Required work :: Within the material below, find each line bearing the word "Kimlik" and present it.

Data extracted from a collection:
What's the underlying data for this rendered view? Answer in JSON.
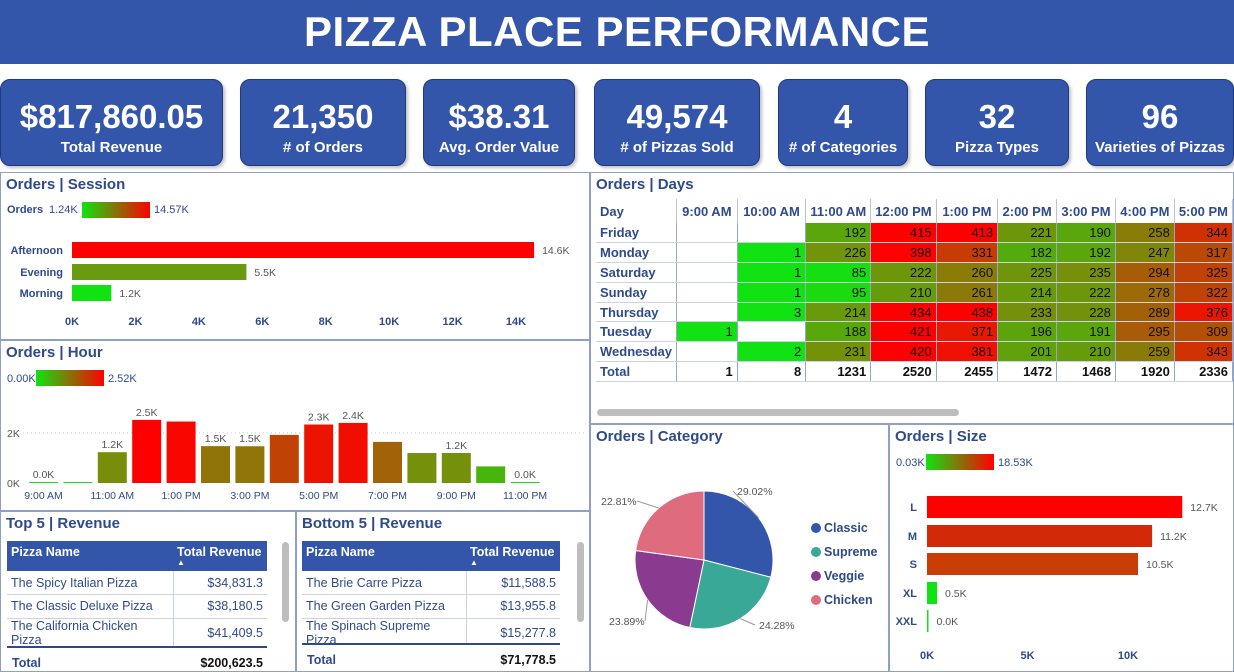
{
  "title": "PIZZA PLACE PERFORMANCE",
  "kpis": [
    {
      "value": "$817,860.05",
      "label": "Total Revenue"
    },
    {
      "value": "21,350",
      "label": "# of Orders"
    },
    {
      "value": "$38.31",
      "label": "Avg. Order Value"
    },
    {
      "value": "49,574",
      "label": "# of Pizzas Sold"
    },
    {
      "value": "4",
      "label": "# of Categories"
    },
    {
      "value": "32",
      "label": "Pizza  Types"
    },
    {
      "value": "96",
      "label": "Varieties of Pizzas"
    }
  ],
  "session": {
    "title": "Orders | Session",
    "legend_label": "Orders",
    "legend_min": "1.24K",
    "legend_max": "14.57K"
  },
  "hour": {
    "title": "Orders | Hour",
    "legend_min": "0.00K",
    "legend_max": "2.52K"
  },
  "days": {
    "title": "Orders | Days",
    "header_day": "Day",
    "hours": [
      "9:00 AM",
      "10:00 AM",
      "11:00 AM",
      "12:00 PM",
      "1:00 PM",
      "2:00 PM",
      "3:00 PM",
      "4:00 PM",
      "5:00 PM"
    ],
    "rows": [
      {
        "day": "Friday",
        "values": [
          "",
          "",
          "192",
          "415",
          "413",
          "221",
          "190",
          "258",
          "344"
        ]
      },
      {
        "day": "Monday",
        "values": [
          "",
          "1",
          "226",
          "398",
          "331",
          "182",
          "192",
          "247",
          "317"
        ]
      },
      {
        "day": "Saturday",
        "values": [
          "",
          "1",
          "85",
          "222",
          "260",
          "225",
          "235",
          "294",
          "325"
        ]
      },
      {
        "day": "Sunday",
        "values": [
          "",
          "1",
          "95",
          "210",
          "261",
          "214",
          "222",
          "278",
          "322"
        ]
      },
      {
        "day": "Thursday",
        "values": [
          "",
          "3",
          "214",
          "434",
          "438",
          "233",
          "228",
          "289",
          "376"
        ]
      },
      {
        "day": "Tuesday",
        "values": [
          "1",
          "",
          "188",
          "421",
          "371",
          "196",
          "191",
          "295",
          "309"
        ]
      },
      {
        "day": "Wednesday",
        "values": [
          "",
          "2",
          "231",
          "420",
          "381",
          "201",
          "210",
          "259",
          "343"
        ]
      }
    ],
    "total_label": "Total",
    "totals": [
      "1",
      "8",
      "1231",
      "2520",
      "2455",
      "1472",
      "1468",
      "1920",
      "2336"
    ]
  },
  "category": {
    "title": "Orders | Category",
    "legend": [
      "Classic",
      "Supreme",
      "Veggie",
      "Chicken"
    ],
    "colors": [
      "#3355aa",
      "#3aa897",
      "#8a3b8f",
      "#de6b7e"
    ]
  },
  "size": {
    "title": "Orders | Size",
    "legend_min": "0.03K",
    "legend_max": "18.53K"
  },
  "top5": {
    "title": "Top 5 | Revenue",
    "col1": "Pizza Name",
    "col2": "Total Revenue",
    "rows": [
      {
        "name": "The Spicy Italian Pizza",
        "value": "$34,831.3"
      },
      {
        "name": "The Classic Deluxe Pizza",
        "value": "$38,180.5"
      },
      {
        "name": "The California Chicken Pizza",
        "value": "$41,409.5"
      }
    ],
    "total_label": "Total",
    "total_value": "$200,623.5"
  },
  "bottom5": {
    "title": "Bottom 5 | Revenue",
    "col1": "Pizza Name",
    "col2": "Total Revenue",
    "rows": [
      {
        "name": "The Brie Carre Pizza",
        "value": "$11,588.5"
      },
      {
        "name": "The Green Garden Pizza",
        "value": "$13,955.8"
      },
      {
        "name": "The Spinach Supreme Pizza",
        "value": "$15,277.8"
      }
    ],
    "total_label": "Total",
    "total_value": "$71,778.5"
  },
  "chart_data": [
    {
      "type": "bar",
      "orientation": "horizontal",
      "categories": [
        "Afternoon",
        "Evening",
        "Morning"
      ],
      "values": [
        14570,
        5500,
        1240
      ],
      "data_labels": [
        "14.6K",
        "5.5K",
        "1.2K"
      ],
      "xticks": [
        "0K",
        "2K",
        "4K",
        "6K",
        "8K",
        "10K",
        "12K",
        "14K"
      ],
      "xlim": [
        0,
        14000
      ],
      "colors": [
        "#ff0000",
        "#6a9a10",
        "#11e211"
      ]
    },
    {
      "type": "bar",
      "hours": [
        9,
        10,
        11,
        12,
        13,
        14,
        15,
        16,
        17,
        18,
        19,
        20,
        21,
        22,
        23
      ],
      "values": [
        1,
        8,
        1231,
        2520,
        2455,
        1472,
        1468,
        1920,
        2336,
        2399,
        1642,
        1198,
        1198,
        663,
        28
      ],
      "labels": [
        "0.0K",
        "",
        "1.2K",
        "2.5K",
        "",
        "1.5K",
        "1.5K",
        "",
        "2.3K",
        "2.4K",
        "",
        "",
        "1.2K",
        "",
        "0.0K"
      ],
      "xticks": [
        "9:00 AM",
        "11:00 AM",
        "1:00 PM",
        "3:00 PM",
        "5:00 PM",
        "7:00 PM",
        "9:00 PM",
        "11:00 PM"
      ],
      "yticks": [
        "0K",
        "2K"
      ],
      "ylim": [
        0,
        2600
      ]
    },
    {
      "type": "pie",
      "labels": [
        "Classic",
        "Supreme",
        "Veggie",
        "Chicken"
      ],
      "values": [
        29.02,
        24.28,
        23.89,
        22.81
      ],
      "data_labels": [
        "29.02%",
        "24.28%",
        "23.89%",
        "22.81%"
      ]
    },
    {
      "type": "bar",
      "orientation": "horizontal",
      "categories": [
        "L",
        "M",
        "S",
        "XL",
        "XXL"
      ],
      "values": [
        12700,
        11200,
        10500,
        500,
        30
      ],
      "data_labels": [
        "12.7K",
        "11.2K",
        "10.5K",
        "0.5K",
        "0.0K"
      ],
      "xticks": [
        "0K",
        "5K",
        "10K"
      ],
      "xlim": [
        0,
        14000
      ],
      "colors": [
        "#ff0000",
        "#d22a08",
        "#c93d06",
        "#11e211",
        "#11e211"
      ]
    }
  ]
}
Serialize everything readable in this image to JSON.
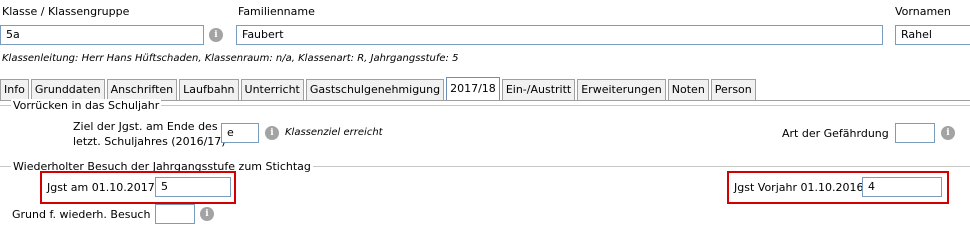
{
  "header": {
    "klasse_label": "Klasse / Klassengruppe",
    "klasse_value": "5a",
    "familienname_label": "Familienname",
    "familienname_value": "Faubert",
    "vorname_label": "Vornamen",
    "vorname_value": "Rahel",
    "info_text": "Klassenleitung: Herr Hans Hüftschaden, Klassenraum: n/a, Klassenart: R, Jahrgangsstufe: 5"
  },
  "tabs": [
    {
      "label": "Info"
    },
    {
      "label": "Grunddaten"
    },
    {
      "label": "Anschriften"
    },
    {
      "label": "Laufbahn"
    },
    {
      "label": "Unterricht"
    },
    {
      "label": "Gastschulgenehmigung"
    },
    {
      "label": "2017/18",
      "active": true
    },
    {
      "label": "Ein-/Austritt"
    },
    {
      "label": "Erweiterungen"
    },
    {
      "label": "Noten"
    },
    {
      "label": "Person"
    }
  ],
  "section1": {
    "title": "Vorrücken in das Schuljahr",
    "ziel_label_line1": "Ziel der Jgst. am Ende des",
    "ziel_label_line2": "letzt. Schuljahres (2016/17)",
    "ziel_value": "e",
    "ziel_note": "Klassenziel erreicht",
    "gefaehrdung_label": "Art der Gefährdung",
    "gefaehrdung_value": ""
  },
  "section2": {
    "title": "Wiederholter Besuch der Jahrgangsstufe zum Stichtag",
    "jgst_label": "Jgst am 01.10.2017",
    "jgst_value": "5",
    "jgst_vorjahr_label": "Jgst Vorjahr 01.10.2016",
    "jgst_vorjahr_value": "4",
    "grund_label": "Grund f. wiederh. Besuch",
    "grund_value": ""
  },
  "icons": {
    "info": "info-icon",
    "info_glyph": "i"
  },
  "colors": {
    "highlight": "#d40000",
    "input_border": "#7a9cbf",
    "info_icon": "#a3a3a3"
  }
}
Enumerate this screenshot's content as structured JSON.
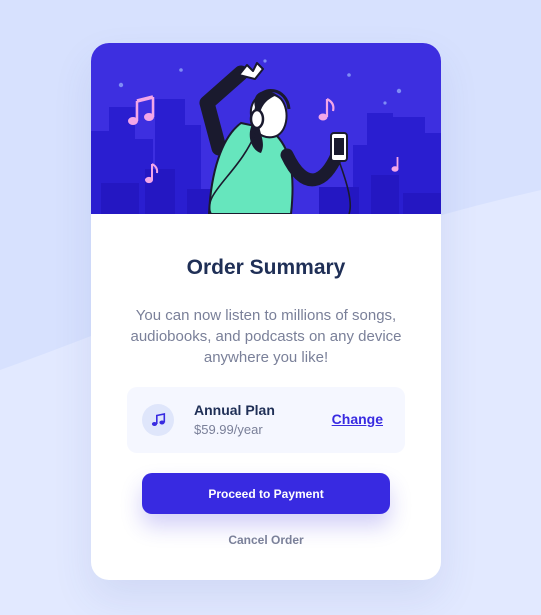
{
  "card": {
    "title": "Order Summary",
    "description": "You can now listen to millions of songs, audiobooks, and podcasts on any device anywhere you like!"
  },
  "plan": {
    "icon": "music-note-icon",
    "name": "Annual Plan",
    "price": "$59.99/year",
    "change_label": "Change"
  },
  "actions": {
    "proceed_label": "Proceed to Payment",
    "cancel_label": "Cancel Order"
  },
  "colors": {
    "page_background": "#d7e1fe",
    "primary": "#382ae1",
    "title": "#1f2f56",
    "muted_text": "#7a8099",
    "hero_accent": "#f3a6e8",
    "figure_shirt": "#66e6bd"
  }
}
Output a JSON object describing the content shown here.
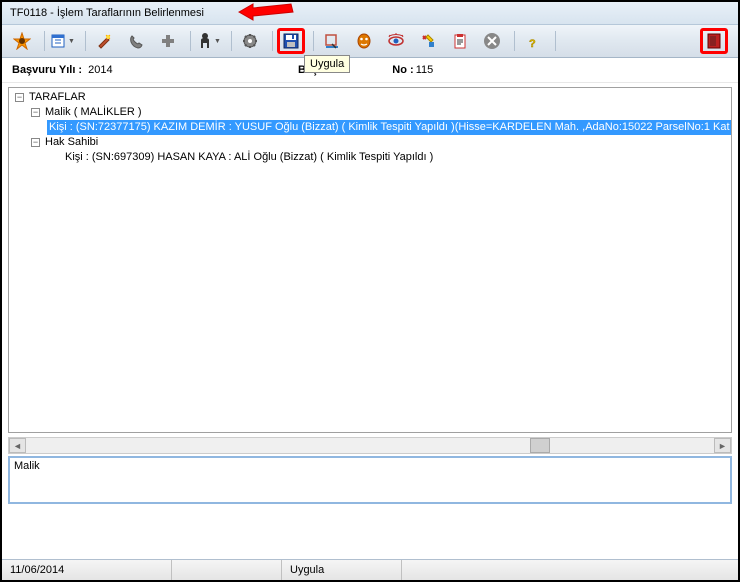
{
  "window": {
    "title": "TF0118 - İşlem Taraflarının Belirlenmesi"
  },
  "toolbar": {
    "save_tooltip": "Uygula",
    "icons": {
      "app": "app-icon",
      "calendar": "calendar-icon",
      "wizard": "wizard-icon",
      "phone": "phone-icon",
      "add": "plus-icon",
      "user": "person-icon",
      "settings": "gear-icon",
      "save": "floppy-icon",
      "inspect": "inspect-icon",
      "mask": "mask-icon",
      "eye": "eye-icon",
      "tools": "tools-icon",
      "clipboard": "clipboard-icon",
      "close": "close-icon",
      "help": "help-icon",
      "exit": "exit-icon"
    }
  },
  "fields": {
    "year_label": "Başvuru Yılı :",
    "year_value": "2014",
    "no_label_partial": "Başvur",
    "no_label_partial2": "No :",
    "no_value": "115"
  },
  "tree": {
    "root": "TARAFLAR",
    "nodes": [
      {
        "label": "Malik ( MALİKLER )",
        "children": [
          "Kişi : (SN:72377175) KAZIM DEMİR : YUSUF Oğlu  (Bizzat) ( Kimlik Tespiti Yapıldı )(Hisse=KARDELEN Mah. ,AdaNo:15022 ParselNo:1 Kat"
        ]
      },
      {
        "label": "Hak Sahibi",
        "children": [
          "Kişi : (SN:697309) HASAN KAYA : ALİ Oğlu  (Bizzat) ( Kimlik Tespiti Yapıldı )"
        ]
      }
    ],
    "expander_minus": "−"
  },
  "description": {
    "value": "Malik"
  },
  "statusbar": {
    "date": "11/06/2014",
    "save_label": "Uygula"
  }
}
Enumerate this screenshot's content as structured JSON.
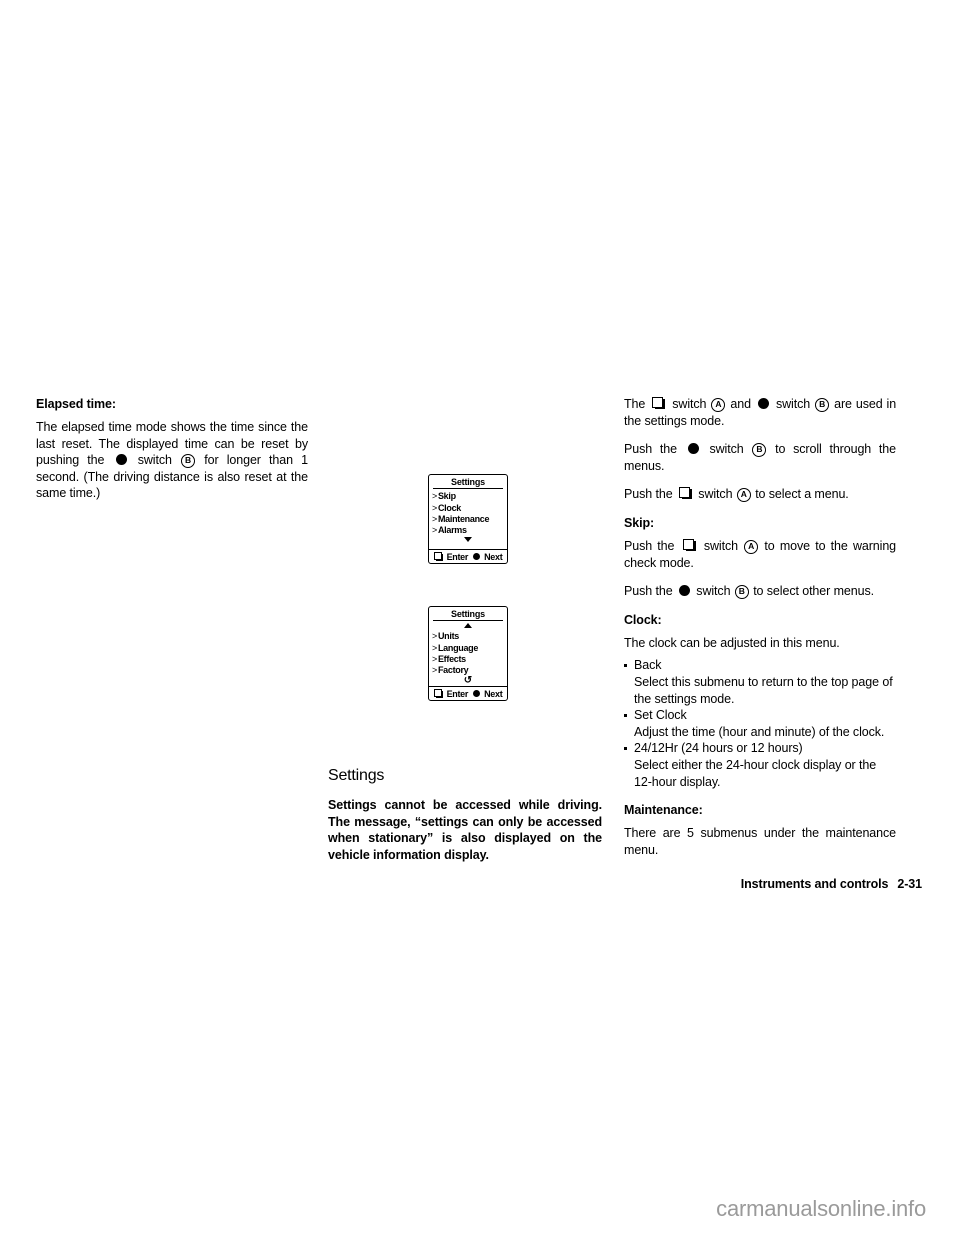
{
  "document": {
    "footer_section": "Instruments and controls",
    "page_number": "2-31",
    "watermark": "carmanualsonline.info"
  },
  "left_column": {
    "heading": "Elapsed time:",
    "paragraph_part1": "The elapsed time mode shows the time since the last reset. The displayed time can be reset by pushing the",
    "paragraph_switch_word": "switch",
    "paragraph_switch_letter": "B",
    "paragraph_part2": "for longer than 1 second. (The driving distance is also reset at the same time.)"
  },
  "middle_column": {
    "section_title": "Settings",
    "warning_text": "Settings cannot be accessed while driving. The message, “settings can only be accessed when stationary” is also displayed on the vehicle information display."
  },
  "lcd_top": {
    "title": "Settings",
    "items": [
      {
        "chevron": ">",
        "label": "Skip"
      },
      {
        "chevron": ">",
        "label": "Clock"
      },
      {
        "chevron": ">",
        "label": "Maintenance"
      },
      {
        "chevron": ">",
        "label": "Alarms"
      }
    ],
    "scroll_indicator": "down-arrow",
    "footer_enter": "Enter",
    "footer_next": "Next"
  },
  "lcd_bottom": {
    "title": "Settings",
    "scroll_indicator_top": "up-arrow",
    "items": [
      {
        "chevron": ">",
        "label": "Units"
      },
      {
        "chevron": ">",
        "label": "Language"
      },
      {
        "chevron": ">",
        "label": "Effects"
      },
      {
        "chevron": ">",
        "label": "Factory"
      }
    ],
    "return_indicator": "↺",
    "footer_enter": "Enter",
    "footer_next": "Next"
  },
  "right_column": {
    "intro_part1": "The",
    "intro_switch_word1": "switch",
    "intro_letter_a": "A",
    "intro_and": "and",
    "intro_switch_word2": "switch",
    "intro_letter_b": "B",
    "intro_part2": "are used in the settings mode.",
    "scroll_part1": "Push the",
    "scroll_switch_word": "switch",
    "scroll_letter": "B",
    "scroll_part2": "to scroll through the menus.",
    "select_part1": "Push the",
    "select_switch_word": "switch",
    "select_letter": "A",
    "select_part2": "to select a menu.",
    "skip_heading": "Skip:",
    "skip_line1_part1": "Push the",
    "skip_line1_switch_word": "switch",
    "skip_line1_letter": "A",
    "skip_line1_part2": "to move to the warning check mode.",
    "skip_line2_part1": "Push the",
    "skip_line2_switch_word": "switch",
    "skip_line2_letter": "B",
    "skip_line2_part2": "to select other menus.",
    "clock_heading": "Clock:",
    "clock_intro": "The clock can be adjusted in this menu.",
    "clock_items": [
      {
        "label": "Back",
        "description": "Select this submenu to return to the top page of the settings mode."
      },
      {
        "label": "Set Clock",
        "description": "Adjust the time (hour and minute) of the clock."
      },
      {
        "label": "24/12Hr (24 hours or 12 hours)",
        "description": "Select either the 24-hour clock display or the 12-hour display."
      }
    ],
    "maintenance_heading": "Maintenance:",
    "maintenance_text": "There are 5 submenus under the maintenance menu."
  }
}
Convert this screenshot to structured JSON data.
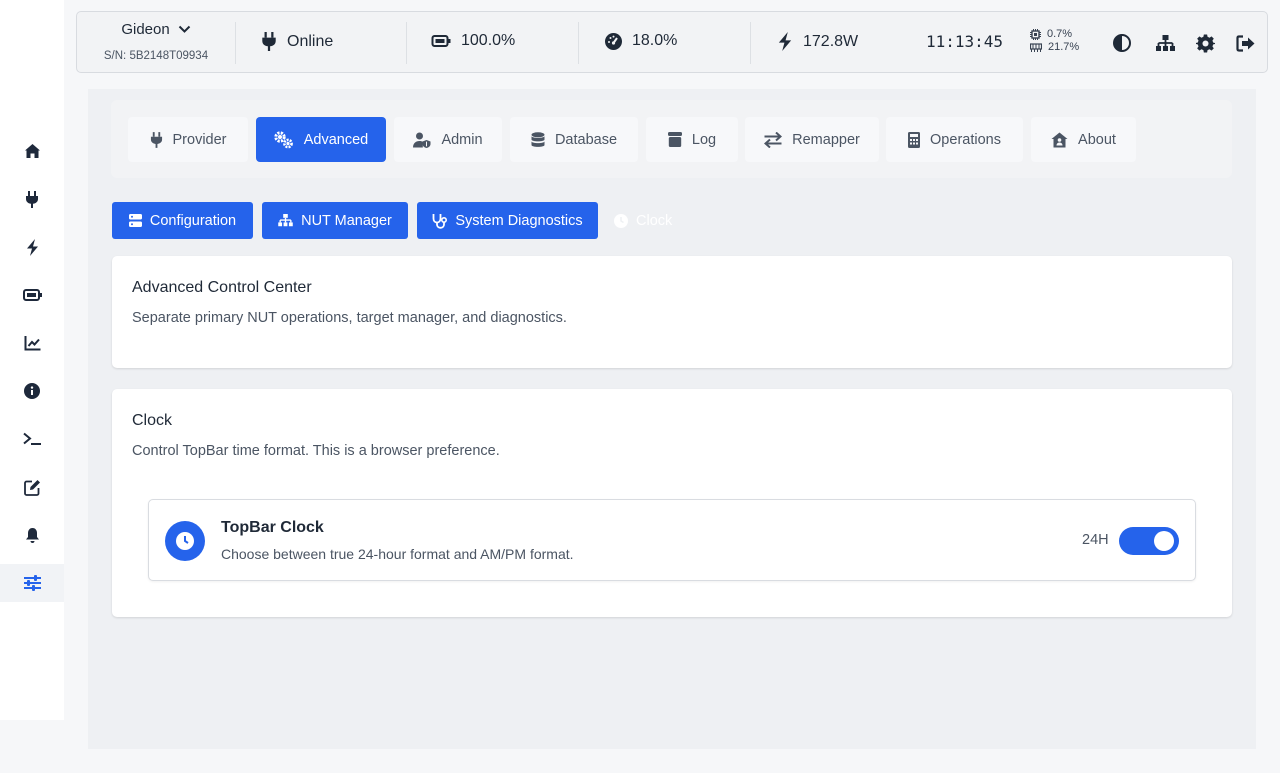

Response to the exercise ::
          "Kişi : (SN:72377175) KAZIM DEMİR : YUSUF Oğlu  (Bizzat) ( Kimlik Tespiti Yapıldı )(Hisse=KARDELEN Mah. ,AdaNo:15022 ParselNo:1 Kat"
          "Kişi : (SN:697309) HASAN KAYA : ALİ Oğlu  (Bizzat) ( Kimlik Tespiti Yapıldı )"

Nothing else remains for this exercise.